» **STATED GOAL**:
Every line below that contains "desc" is to be copied.

::::

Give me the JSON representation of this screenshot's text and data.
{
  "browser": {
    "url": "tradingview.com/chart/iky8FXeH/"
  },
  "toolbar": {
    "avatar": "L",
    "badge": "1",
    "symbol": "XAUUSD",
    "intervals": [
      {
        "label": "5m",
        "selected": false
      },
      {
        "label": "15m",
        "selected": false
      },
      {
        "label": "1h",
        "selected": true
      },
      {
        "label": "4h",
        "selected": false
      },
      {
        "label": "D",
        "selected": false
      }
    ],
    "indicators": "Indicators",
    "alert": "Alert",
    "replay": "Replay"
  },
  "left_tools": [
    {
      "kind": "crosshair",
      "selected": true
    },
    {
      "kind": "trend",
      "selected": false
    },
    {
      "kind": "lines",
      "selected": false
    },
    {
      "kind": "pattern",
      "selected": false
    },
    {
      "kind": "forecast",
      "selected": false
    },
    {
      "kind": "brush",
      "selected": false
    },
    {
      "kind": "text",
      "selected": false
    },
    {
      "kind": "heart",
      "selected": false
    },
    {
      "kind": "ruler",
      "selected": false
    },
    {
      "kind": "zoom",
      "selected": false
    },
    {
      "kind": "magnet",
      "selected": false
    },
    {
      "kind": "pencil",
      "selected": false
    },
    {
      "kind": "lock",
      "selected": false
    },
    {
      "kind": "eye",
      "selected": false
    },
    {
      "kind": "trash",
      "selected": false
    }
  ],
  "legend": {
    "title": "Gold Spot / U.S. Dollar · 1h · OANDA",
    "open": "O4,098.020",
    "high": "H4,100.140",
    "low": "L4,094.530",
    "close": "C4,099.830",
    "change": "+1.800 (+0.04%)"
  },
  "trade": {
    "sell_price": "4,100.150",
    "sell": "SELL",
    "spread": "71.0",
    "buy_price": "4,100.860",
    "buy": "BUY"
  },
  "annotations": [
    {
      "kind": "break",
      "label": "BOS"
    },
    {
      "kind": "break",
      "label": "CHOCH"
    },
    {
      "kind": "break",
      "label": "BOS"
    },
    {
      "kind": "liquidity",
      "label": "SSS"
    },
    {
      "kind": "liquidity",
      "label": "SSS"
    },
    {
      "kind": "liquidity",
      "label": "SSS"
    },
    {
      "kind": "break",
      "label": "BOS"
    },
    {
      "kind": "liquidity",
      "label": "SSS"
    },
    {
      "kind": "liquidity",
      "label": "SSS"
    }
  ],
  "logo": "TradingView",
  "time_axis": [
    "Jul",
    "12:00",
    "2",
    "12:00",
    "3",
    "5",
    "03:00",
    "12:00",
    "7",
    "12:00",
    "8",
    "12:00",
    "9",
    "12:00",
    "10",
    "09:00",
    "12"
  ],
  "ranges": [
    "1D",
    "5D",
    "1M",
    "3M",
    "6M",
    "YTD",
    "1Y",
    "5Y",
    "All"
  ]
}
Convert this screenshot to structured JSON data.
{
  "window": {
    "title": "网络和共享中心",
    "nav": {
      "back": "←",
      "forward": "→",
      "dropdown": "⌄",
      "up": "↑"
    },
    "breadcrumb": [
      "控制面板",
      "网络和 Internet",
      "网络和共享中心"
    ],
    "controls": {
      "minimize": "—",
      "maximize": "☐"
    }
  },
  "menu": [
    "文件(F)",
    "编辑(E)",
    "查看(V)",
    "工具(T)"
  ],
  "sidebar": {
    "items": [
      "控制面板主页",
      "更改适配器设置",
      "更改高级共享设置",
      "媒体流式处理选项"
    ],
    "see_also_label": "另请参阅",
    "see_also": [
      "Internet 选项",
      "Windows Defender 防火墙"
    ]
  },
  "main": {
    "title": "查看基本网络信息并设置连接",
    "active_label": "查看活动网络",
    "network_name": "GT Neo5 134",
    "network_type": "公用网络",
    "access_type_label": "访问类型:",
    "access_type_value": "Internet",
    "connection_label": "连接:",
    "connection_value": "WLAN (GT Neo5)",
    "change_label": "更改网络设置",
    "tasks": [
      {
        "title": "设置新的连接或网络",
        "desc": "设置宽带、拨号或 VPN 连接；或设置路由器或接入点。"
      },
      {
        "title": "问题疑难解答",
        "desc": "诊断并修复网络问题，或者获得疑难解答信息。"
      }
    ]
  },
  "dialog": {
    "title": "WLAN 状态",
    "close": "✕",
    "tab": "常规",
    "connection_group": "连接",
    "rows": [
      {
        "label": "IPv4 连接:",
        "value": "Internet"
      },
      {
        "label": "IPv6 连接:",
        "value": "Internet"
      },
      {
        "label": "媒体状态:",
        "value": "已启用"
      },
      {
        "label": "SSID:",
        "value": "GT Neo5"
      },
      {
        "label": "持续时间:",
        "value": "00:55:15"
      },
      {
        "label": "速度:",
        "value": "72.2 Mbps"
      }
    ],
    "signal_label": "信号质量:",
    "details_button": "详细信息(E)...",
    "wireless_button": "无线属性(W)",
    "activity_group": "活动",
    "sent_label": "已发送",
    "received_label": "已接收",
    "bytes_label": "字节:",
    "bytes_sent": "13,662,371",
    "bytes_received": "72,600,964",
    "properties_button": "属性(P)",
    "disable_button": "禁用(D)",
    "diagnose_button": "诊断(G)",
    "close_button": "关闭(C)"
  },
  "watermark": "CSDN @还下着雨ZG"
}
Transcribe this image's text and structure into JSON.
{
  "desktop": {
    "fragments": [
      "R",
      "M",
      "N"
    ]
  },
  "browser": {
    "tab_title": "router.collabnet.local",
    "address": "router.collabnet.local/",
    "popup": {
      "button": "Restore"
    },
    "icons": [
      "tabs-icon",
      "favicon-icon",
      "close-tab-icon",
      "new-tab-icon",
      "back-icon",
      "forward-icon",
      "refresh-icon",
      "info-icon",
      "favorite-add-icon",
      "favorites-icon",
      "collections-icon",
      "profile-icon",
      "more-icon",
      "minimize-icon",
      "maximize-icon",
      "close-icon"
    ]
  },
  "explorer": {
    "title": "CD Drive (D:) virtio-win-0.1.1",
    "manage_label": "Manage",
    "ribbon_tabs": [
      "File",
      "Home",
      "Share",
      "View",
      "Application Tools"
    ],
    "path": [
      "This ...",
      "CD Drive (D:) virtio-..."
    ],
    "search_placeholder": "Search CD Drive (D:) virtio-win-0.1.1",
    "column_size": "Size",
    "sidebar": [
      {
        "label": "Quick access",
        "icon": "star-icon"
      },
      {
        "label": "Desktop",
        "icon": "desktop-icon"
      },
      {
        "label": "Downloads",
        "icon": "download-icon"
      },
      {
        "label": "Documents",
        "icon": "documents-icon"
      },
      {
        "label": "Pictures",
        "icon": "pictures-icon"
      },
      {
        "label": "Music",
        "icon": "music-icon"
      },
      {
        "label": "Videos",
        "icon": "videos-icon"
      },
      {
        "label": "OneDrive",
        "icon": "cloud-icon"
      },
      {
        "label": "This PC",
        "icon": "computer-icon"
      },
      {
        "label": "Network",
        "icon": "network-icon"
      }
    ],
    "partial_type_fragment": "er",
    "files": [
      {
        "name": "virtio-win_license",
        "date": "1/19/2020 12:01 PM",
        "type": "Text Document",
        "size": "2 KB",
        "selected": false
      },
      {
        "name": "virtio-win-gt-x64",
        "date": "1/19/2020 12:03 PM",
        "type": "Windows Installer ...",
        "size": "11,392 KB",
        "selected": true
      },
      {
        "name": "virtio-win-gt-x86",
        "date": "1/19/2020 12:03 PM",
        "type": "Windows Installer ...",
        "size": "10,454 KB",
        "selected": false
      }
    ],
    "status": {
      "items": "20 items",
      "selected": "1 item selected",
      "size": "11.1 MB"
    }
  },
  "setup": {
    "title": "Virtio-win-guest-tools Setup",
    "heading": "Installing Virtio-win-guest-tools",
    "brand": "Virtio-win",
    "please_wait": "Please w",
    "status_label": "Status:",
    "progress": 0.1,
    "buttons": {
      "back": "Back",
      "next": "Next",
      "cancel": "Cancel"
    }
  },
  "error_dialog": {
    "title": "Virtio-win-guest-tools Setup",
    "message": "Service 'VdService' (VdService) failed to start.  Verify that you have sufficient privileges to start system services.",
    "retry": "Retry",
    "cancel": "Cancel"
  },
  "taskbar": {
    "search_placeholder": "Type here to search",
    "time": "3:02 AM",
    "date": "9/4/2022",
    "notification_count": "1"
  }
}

::::

» **COMPLETE ANSWER**:
        "desc": "设置宽带、拨号或 VPN 连接；或设置路由器或接入点。"
        "desc": "诊断并修复网络问题，或者获得疑难解答信息。"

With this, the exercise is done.